[Dataset listings of figures]:
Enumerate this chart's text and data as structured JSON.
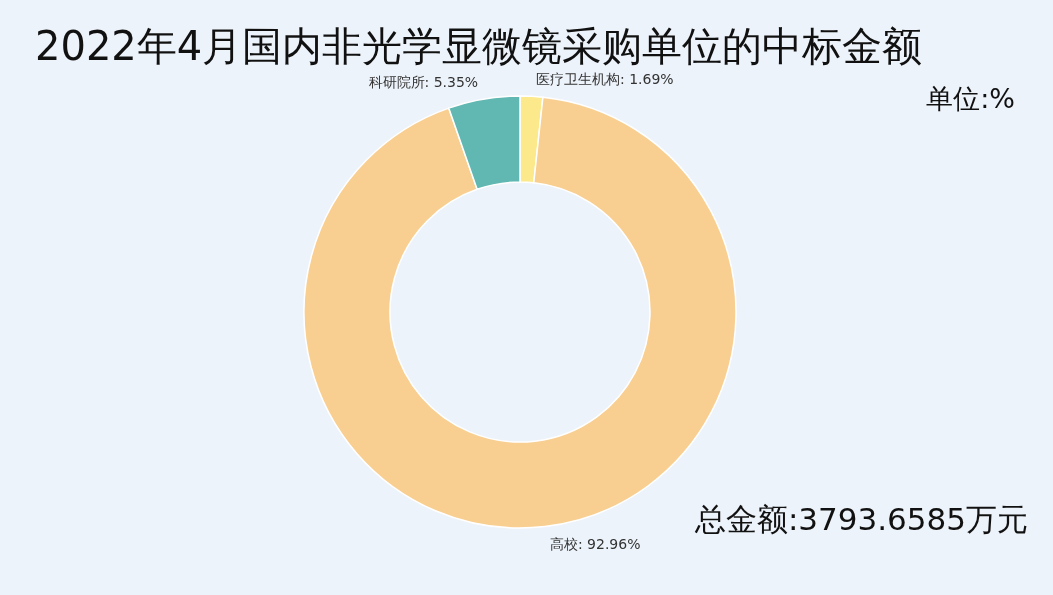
{
  "chart_data": {
    "type": "donut",
    "title": "2022年4月国内非光学显微镜采购单位的中标金额",
    "categories": [
      "医疗卫生机构",
      "高校",
      "科研院所"
    ],
    "values": [
      1.69,
      92.96,
      5.35
    ],
    "colors": [
      "#fbe98c",
      "#f8cf91",
      "#61b8b2"
    ],
    "value_labels": [
      "1.69%",
      "92.96%",
      "5.35%"
    ],
    "annotations": [
      "单位:%",
      "总金额:3793.6585万元"
    ]
  }
}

[AIM]:
Copy all of the entries verbatim, leaving out any pictures they contain.

[EXERCISE RESPONSE]:
Enumerate this chart's text and data as structured JSON.
{
  "chart_data": {
    "type": "donut",
    "title": "2022年4月国内非光学显微镜采购单位的中标金额",
    "categories": [
      "医疗卫生机构",
      "高校",
      "科研院所"
    ],
    "values": [
      1.69,
      92.96,
      5.35
    ],
    "colors": [
      "#fbe98c",
      "#f8cf91",
      "#61b8b2"
    ],
    "value_labels": [
      "1.69%",
      "92.96%",
      "5.35%"
    ],
    "annotations": [
      "单位:%",
      "总金额:3793.6585万元"
    ]
  }
}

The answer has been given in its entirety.